*Exercise input*.

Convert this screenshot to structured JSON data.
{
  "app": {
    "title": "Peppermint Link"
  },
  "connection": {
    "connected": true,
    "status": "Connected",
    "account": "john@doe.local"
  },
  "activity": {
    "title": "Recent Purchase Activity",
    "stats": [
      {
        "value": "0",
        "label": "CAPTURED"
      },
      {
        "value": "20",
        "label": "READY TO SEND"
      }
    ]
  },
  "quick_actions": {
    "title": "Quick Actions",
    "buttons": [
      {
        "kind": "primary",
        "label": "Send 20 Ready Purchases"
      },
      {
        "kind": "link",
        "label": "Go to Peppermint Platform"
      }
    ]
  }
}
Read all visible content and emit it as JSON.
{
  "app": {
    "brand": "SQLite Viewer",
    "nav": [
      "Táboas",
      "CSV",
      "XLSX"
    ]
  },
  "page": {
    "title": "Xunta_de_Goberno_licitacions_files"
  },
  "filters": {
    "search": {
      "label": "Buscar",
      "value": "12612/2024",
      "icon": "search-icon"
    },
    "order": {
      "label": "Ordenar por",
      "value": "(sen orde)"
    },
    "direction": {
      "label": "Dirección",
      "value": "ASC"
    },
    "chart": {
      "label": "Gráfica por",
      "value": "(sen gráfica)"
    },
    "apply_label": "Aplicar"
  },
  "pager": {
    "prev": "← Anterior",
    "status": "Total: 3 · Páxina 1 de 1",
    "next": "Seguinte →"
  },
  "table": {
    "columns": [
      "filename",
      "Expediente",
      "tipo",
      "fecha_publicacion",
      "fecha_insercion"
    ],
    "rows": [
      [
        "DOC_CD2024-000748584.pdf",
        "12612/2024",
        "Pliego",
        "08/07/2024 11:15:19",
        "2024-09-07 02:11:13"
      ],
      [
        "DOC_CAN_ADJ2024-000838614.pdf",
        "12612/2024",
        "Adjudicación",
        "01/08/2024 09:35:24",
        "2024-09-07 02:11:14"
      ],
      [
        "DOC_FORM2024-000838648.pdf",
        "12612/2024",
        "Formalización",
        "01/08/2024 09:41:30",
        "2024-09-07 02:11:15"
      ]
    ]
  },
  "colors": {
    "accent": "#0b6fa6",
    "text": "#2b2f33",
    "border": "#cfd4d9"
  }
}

*Work required*. Give only the number of lines in the data that include the string "Peppermint".

*Answer to the problem*. 2